The essential question at issue in this case is whether there is a dispute
over the application of the Headquarters Agreement. The Court acknowledges that
there may be question about whether the Anti-Terrorism Act has been applied or
whether the Act will only have received effective application when or if, on
completion of current United states judicial proceedings, the PLO Mission is in
fact closed. It maintains, however, that this is not decisive as regards section
21 of the Headquarters Agreement, since that Agreement refers to any dispute
concerning its interpretation or application and not the application of measures
taken in the municipal law of the United States.
[p. 54 S.O. Schwebel] The question in the end comes to whether the
United States now is bound to arbitrate the dispute, or whether it will only be
so bound in the event that the District Court should order that the Act be
enforced against the PLO Observer Mission. Should proceedings before the
District Court and any appeals therefrom be maintained, the possibilities of
municipal judgment are several. It could be held that the Act applies to the PLO
Observer Mission, in which event the United States has inferred that it then
will regard arbitration of the resultant dispute as "timely and appropriate".
Alternatively, having regard to the reasoning of Senator Pell set out above or
on other grounds, it could be held that the Act does not apply to the PLO
Observer Mission, in which event, if a dispute requiring arbitration ever
existed, it no longer will. Or it could be held that, in view of the Advisory
Opinion of this Court, and in view of the fact that the Anti-Terrorism Act does
not mention, and accordingly cannot be interpreted as derogating from, arbitral
obligations of the United States under the Headquarters Agreement, in any event
the United States is bound to arbitrate the dispute. There may be other
possibilities as well.
[pp. 58-60 S.O. Shahabuddeen] As to whether the dispute in this case
related to a question of interpretation of the Agreement, it was indeed the case
that the views of the State Department coincided with those of the
Secretary-General on the question of the status of the PLO Observer Mission
under the Agreement (see the Secretary-General's letter of 13 October 1987 to
United States Permanent Representative Ambassador Walters). But then different
views on the subject seemingly prevailed with the United States legislature, and
these would seem to have been upheld by the President when he assented to the
Act adopted by it.

Provided material:
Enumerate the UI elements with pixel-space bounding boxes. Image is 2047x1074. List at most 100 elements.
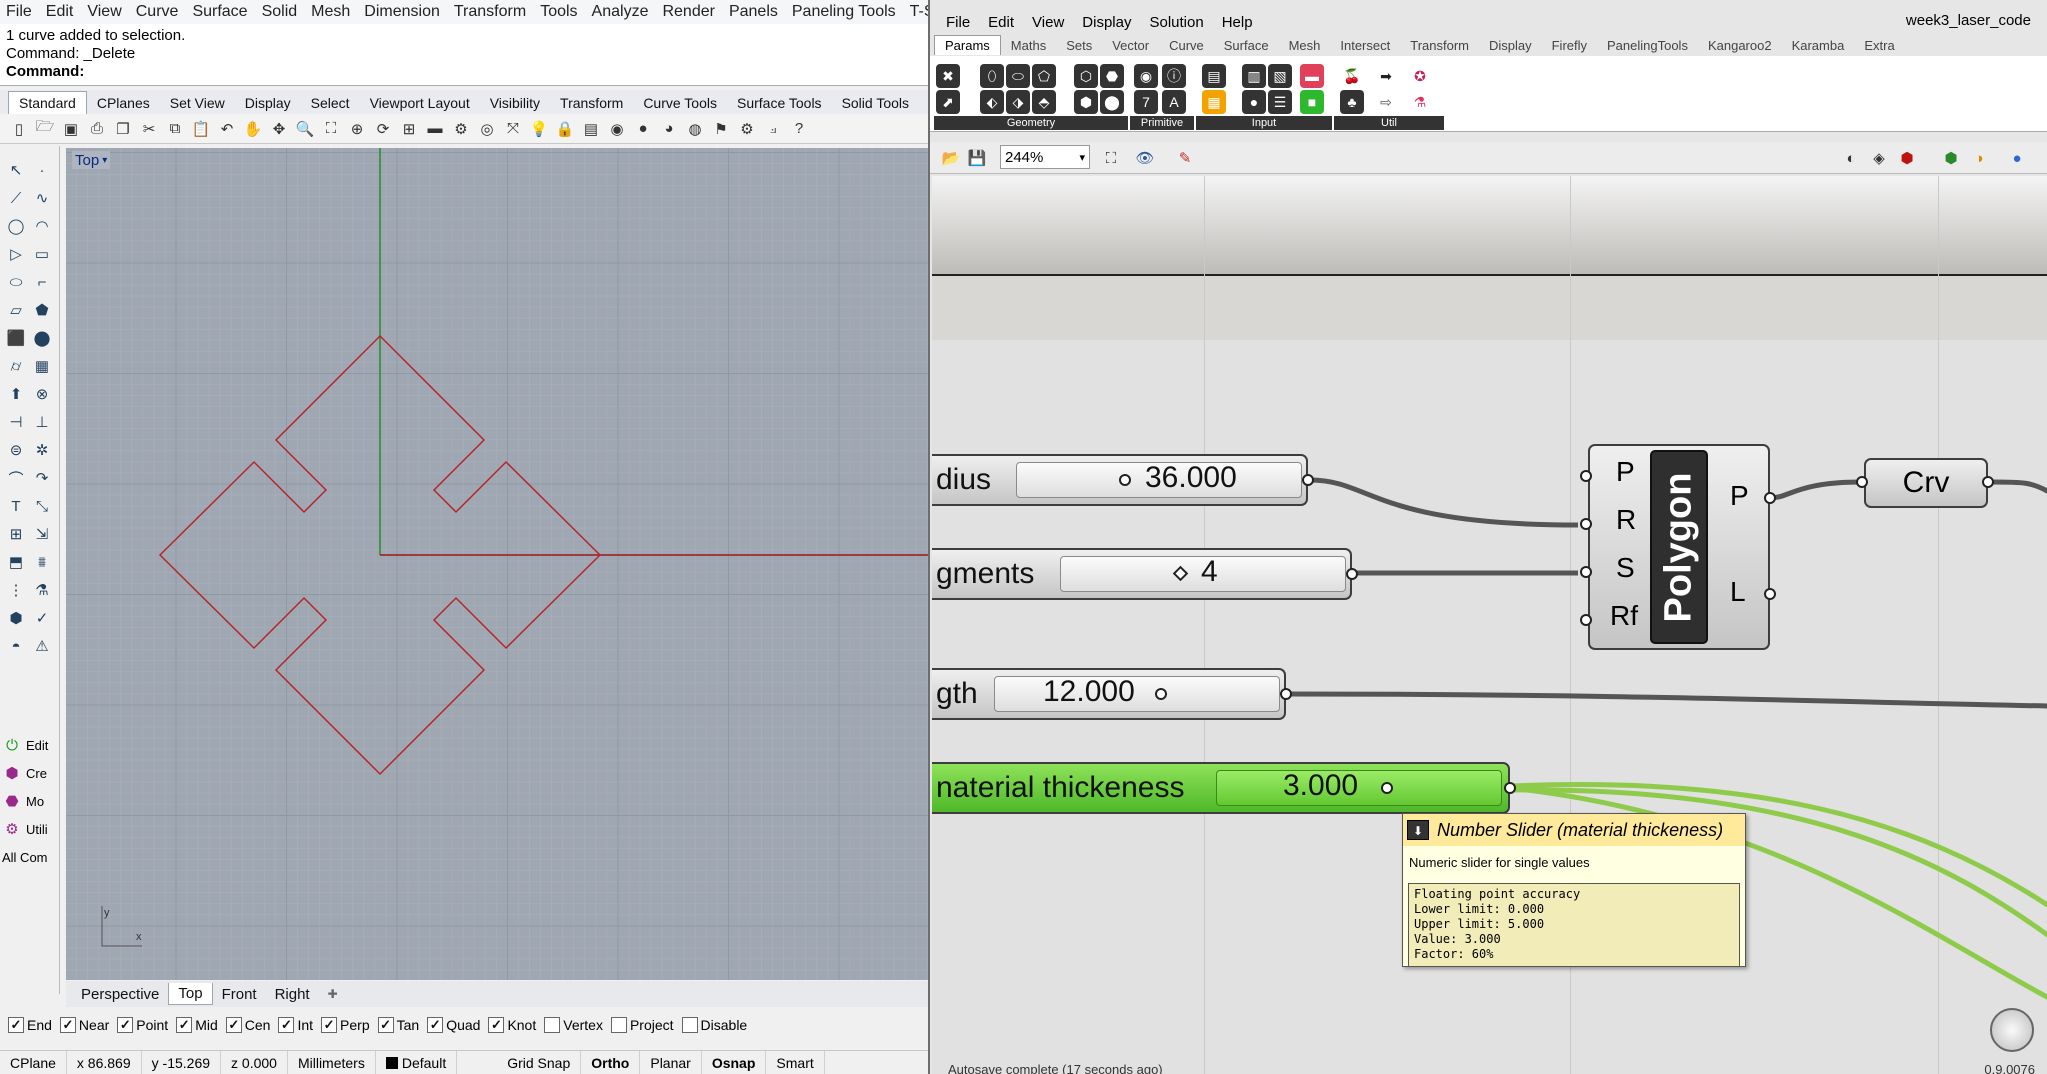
split-icon[interactable]: ⊥	[30, 410, 54, 434]
rectangle-icon[interactable]: ▭	[30, 242, 54, 266]
checkbox[interactable]	[681, 1017, 698, 1033]
gh-menu-display[interactable]: Display	[1082, 14, 1131, 31]
param-rect-icon[interactable]: ⬘	[1032, 90, 1056, 114]
arc-icon[interactable]: ◠	[30, 214, 54, 238]
mesh-icon[interactable]: ▦	[30, 354, 54, 378]
checkbox[interactable]: ✓	[321, 1017, 338, 1033]
tab-transform[interactable]: Transform	[550, 92, 633, 114]
checkbox[interactable]: ✓	[278, 1017, 295, 1033]
gh-menu-file[interactable]: File	[946, 14, 970, 31]
gh-tab-firefly[interactable]: Firefly	[1542, 36, 1597, 55]
zoom-select[interactable]: 244% ▾	[1000, 145, 1090, 169]
tab-cplanes[interactable]: CPlanes	[87, 92, 160, 114]
slider-segments-output-port[interactable]	[1346, 568, 1358, 580]
slider-grip[interactable]	[1119, 474, 1131, 486]
undo-icon[interactable]: ↶	[216, 118, 238, 140]
chevron-down-icon[interactable]: ▾	[1079, 151, 1085, 164]
block-icon[interactable]: ⬒	[4, 550, 28, 574]
osnap-point[interactable]: ✓ Point	[117, 1017, 168, 1033]
slider-thickness-output-port[interactable]	[1504, 782, 1516, 794]
polygon-component[interactable]: P R S Rf Polygon P L	[1588, 444, 1770, 650]
tab-display[interactable]: Display	[235, 92, 301, 114]
explode-icon[interactable]: ✲	[30, 438, 54, 462]
slider-length-output-port[interactable]	[1280, 688, 1292, 700]
bottle-icon[interactable]: ⚗	[30, 578, 54, 602]
add-viewport-icon[interactable]: ✚	[319, 985, 347, 1003]
osnap-end[interactable]: ✓ End	[8, 1017, 52, 1033]
tab-standard[interactable]: Standard	[8, 91, 87, 114]
gh-tab-extra[interactable]: Extra	[1854, 36, 1904, 55]
menu-panels[interactable]: Panels	[729, 3, 778, 21]
point-icon[interactable]: ·	[30, 158, 54, 182]
panel-edit[interactable]: ⏻ Edit	[2, 732, 48, 758]
grid-array-icon[interactable]: ⋮	[4, 578, 28, 602]
layer-icon[interactable]: ▤	[580, 118, 602, 140]
param-vector-icon[interactable]: ⬈	[936, 90, 960, 114]
checkbox[interactable]	[544, 1017, 561, 1033]
trim-icon[interactable]: ⊣	[4, 410, 28, 434]
osnap-vertex[interactable]: Vertex	[544, 1017, 603, 1033]
cylinder-icon[interactable]: ⌭	[4, 354, 28, 378]
smarttrack-toggle[interactable]: Smart	[766, 1051, 825, 1074]
param-curve-icon[interactable]: ⬭	[1006, 64, 1030, 88]
ellipse-icon[interactable]: ⬭	[4, 270, 28, 294]
tab-surface-tools[interactable]: Surface Tools	[727, 92, 832, 114]
input-colour-swatch-icon[interactable]: ■	[1300, 90, 1324, 114]
checkbox[interactable]: ✓	[488, 1017, 505, 1033]
polygon-port-out-l[interactable]	[1764, 588, 1776, 600]
boolean-icon[interactable]: ⊗	[30, 382, 54, 406]
osnap-near[interactable]: ✓ Near	[59, 1017, 109, 1033]
help-icon[interactable]: ?	[788, 118, 810, 140]
polygon-port-p[interactable]	[1580, 470, 1592, 482]
gh-tab-kangaroo2[interactable]: Kangaroo2	[1698, 36, 1782, 55]
tab-viewport-layout[interactable]: Viewport Layout	[360, 92, 480, 114]
tab-curve-tools[interactable]: Curve Tools	[633, 92, 727, 114]
panel-modify[interactable]: ⬣ Mo	[2, 788, 44, 814]
extrude-icon[interactable]: ⬆	[4, 382, 28, 406]
menu-dimension[interactable]: Dimension	[364, 3, 440, 21]
slider-segments-track[interactable]: 4	[1060, 555, 1346, 592]
four-view-icon[interactable]: ⊞	[398, 118, 420, 140]
osnap-project[interactable]: Project	[610, 1017, 674, 1033]
text-icon[interactable]: T	[4, 494, 28, 518]
copy-icon[interactable]: ❐	[112, 118, 134, 140]
gh-tab-transform[interactable]: Transform	[1400, 36, 1479, 55]
param-brep-icon[interactable]: ⬢	[1074, 90, 1098, 114]
render-icon[interactable]: ◓	[4, 634, 28, 658]
menu-solid[interactable]: Solid	[262, 3, 298, 21]
sphere-icon[interactable]: ⬤	[30, 326, 54, 350]
util-tree-icon[interactable]: ♣	[1340, 90, 1364, 114]
cplane-label[interactable]: CPlane	[0, 1051, 67, 1074]
param-mesh-icon[interactable]: ⬣	[1100, 64, 1124, 88]
copy-clipboard-icon[interactable]: ⧉	[164, 118, 186, 140]
box-icon[interactable]: ⬛	[4, 326, 28, 350]
analysis-icon[interactable]: ⬢	[4, 606, 28, 630]
top-viewport[interactable]: Top ▾ y x	[66, 148, 928, 980]
slider-thickness-track[interactable]: 3.000	[1216, 769, 1502, 806]
preview-wireframe-icon[interactable]: ◐	[1840, 147, 1862, 169]
menu-transform[interactable]: Transform	[454, 3, 526, 21]
gumball-icon[interactable]: ⚙	[450, 118, 472, 140]
polygon-port-out-p[interactable]	[1764, 492, 1776, 504]
menu-curve[interactable]: Curve	[136, 3, 179, 21]
checkbox[interactable]: ✓	[8, 1017, 24, 1033]
open-file-icon[interactable]: 📂	[940, 147, 962, 169]
param-boolean-icon[interactable]: ◉	[1134, 64, 1158, 88]
gh-tab-surface[interactable]: Surface	[1214, 36, 1279, 55]
menu-mesh[interactable]: Mesh	[311, 3, 350, 21]
gh-tab-mesh[interactable]: Mesh	[1279, 36, 1331, 55]
tab-select[interactable]: Select	[301, 92, 360, 114]
zoom-extents-icon[interactable]: ⛶	[1100, 147, 1122, 169]
param-text-icon[interactable]: A	[1162, 90, 1186, 114]
preview-shaded-icon[interactable]: ◈	[1868, 147, 1890, 169]
input-gradient-icon[interactable]: ▦	[1202, 90, 1226, 114]
zoom-window-icon[interactable]: ⊕	[346, 118, 368, 140]
menu-surface[interactable]: Surface	[192, 3, 247, 21]
gh-tab-sets[interactable]: Sets	[1056, 36, 1102, 55]
param-arc-icon[interactable]: ⬖	[980, 90, 1004, 114]
cut-icon[interactable]: ✂	[138, 118, 160, 140]
sketch-pen-icon[interactable]: ✎	[1174, 147, 1196, 169]
tab-perspective[interactable]: Perspective	[72, 984, 168, 1005]
param-point-icon[interactable]: ✖	[936, 64, 960, 88]
slider-length[interactable]: gth 12.000	[932, 668, 1286, 720]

What you need to do:
1. From the excerpt on the Headquarters Agreement dispute, render this sentence in Spanish: "Should proceedings before the District Court and any appeals therefrom be maintained, the possibilities of municipal judgment are several."
2. Reproduce word for word the part of the Headquarters Agreement excerpt that begins at the words "[pp. 58-60 S.O." and stops after the words "adopted by it.".

Replies:
1. Si se mantuvieran los procedimientos ante el Tribunal de Distrito y cualesquiera apelaciones contra ellos, las posibilidades de sentencia interna son varias.

2.
[pp. 58-60 S.O. Shahabuddeen] As to whether the dispute in this case
related to a question of interpretation of the Agreement, it was indeed the case
that the views of the State Department coincided with those of the
Secretary-General on the question of the status of the PLO Observer Mission
under the Agreement (see the Secretary-General's letter of 13 October 1987 to
United States Permanent Representative Ambassador Walters). But then different
views on the subject seemingly prevailed with the United States legislature, and
these would seem to have been upheld by the President when he assented to the
Act adopted by it.